What needs to be done:
Render every entry verbatim.

Dataset excerpts:
= = =
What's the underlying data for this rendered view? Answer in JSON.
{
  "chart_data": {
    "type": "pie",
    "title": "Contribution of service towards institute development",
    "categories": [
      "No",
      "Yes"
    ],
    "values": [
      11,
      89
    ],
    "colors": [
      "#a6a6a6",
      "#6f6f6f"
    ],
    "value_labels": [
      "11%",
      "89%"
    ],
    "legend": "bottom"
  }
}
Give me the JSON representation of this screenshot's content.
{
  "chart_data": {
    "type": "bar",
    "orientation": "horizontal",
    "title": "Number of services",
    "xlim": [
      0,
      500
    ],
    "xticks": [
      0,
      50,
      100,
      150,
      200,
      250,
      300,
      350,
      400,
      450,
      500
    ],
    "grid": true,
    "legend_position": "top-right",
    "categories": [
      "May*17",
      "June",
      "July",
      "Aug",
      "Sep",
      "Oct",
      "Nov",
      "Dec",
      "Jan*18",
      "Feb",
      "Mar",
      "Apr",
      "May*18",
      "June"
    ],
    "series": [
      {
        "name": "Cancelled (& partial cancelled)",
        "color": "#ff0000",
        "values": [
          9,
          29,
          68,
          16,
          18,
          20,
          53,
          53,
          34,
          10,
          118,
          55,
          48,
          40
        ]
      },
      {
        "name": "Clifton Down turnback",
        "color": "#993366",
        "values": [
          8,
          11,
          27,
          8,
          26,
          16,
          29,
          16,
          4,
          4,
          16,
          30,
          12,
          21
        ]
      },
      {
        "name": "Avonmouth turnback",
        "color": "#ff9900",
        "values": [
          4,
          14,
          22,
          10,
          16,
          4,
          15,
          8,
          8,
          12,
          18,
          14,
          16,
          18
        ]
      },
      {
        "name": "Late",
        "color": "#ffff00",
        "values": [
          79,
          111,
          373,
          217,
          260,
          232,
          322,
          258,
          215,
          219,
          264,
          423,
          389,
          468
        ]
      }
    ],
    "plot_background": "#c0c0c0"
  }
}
= = =
Exercise result:
What's the underlying data for this rendered view? Answer in JSON.
{
  "chart_data": {
    "type": "pie",
    "title": "Contribution of service towards institute development",
    "categories": [
      "No",
      "Yes"
    ],
    "values": [
      11,
      89
    ],
    "colors": [
      "#a6a6a6",
      "#6f6f6f"
    ],
    "value_labels": [
      "11%",
      "89%"
    ],
    "legend": "bottom"
  }
}
Give me the JSON representation of this screenshot's content.
{
  "chart_data": {
    "type": "bar",
    "orientation": "horizontal",
    "title": "Number of services",
    "xlim": [
      0,
      500
    ],
    "xticks": [
      0,
      50,
      100,
      150,
      200,
      250,
      300,
      350,
      400,
      450,
      500
    ],
    "grid": true,
    "legend_position": "top-right",
    "categories": [
      "May*17",
      "June",
      "July",
      "Aug",
      "Sep",
      "Oct",
      "Nov",
      "Dec",
      "Jan*18",
      "Feb",
      "Mar",
      "Apr",
      "May*18",
      "June"
    ],
    "series": [
      {
        "name": "Cancelled (& partial cancelled)",
        "color": "#ff0000",
        "values": [
          9,
          29,
          68,
          16,
          18,
          20,
          53,
          53,
          34,
          10,
          118,
          55,
          48,
          40
        ]
      },
      {
        "name": "Clifton Down turnback",
        "color": "#993366",
        "values": [
          8,
          11,
          27,
          8,
          26,
          16,
          29,
          16,
          4,
          4,
          16,
          30,
          12,
          21
        ]
      },
      {
        "name": "Avonmouth turnback",
        "color": "#ff9900",
        "values": [
          4,
          14,
          22,
          10,
          16,
          4,
          15,
          8,
          8,
          12,
          18,
          14,
          16,
          18
        ]
      },
      {
        "name": "Late",
        "color": "#ffff00",
        "values": [
          79,
          111,
          373,
          217,
          260,
          232,
          322,
          258,
          215,
          219,
          264,
          423,
          389,
          468
        ]
      }
    ],
    "plot_background": "#c0c0c0"
  }
}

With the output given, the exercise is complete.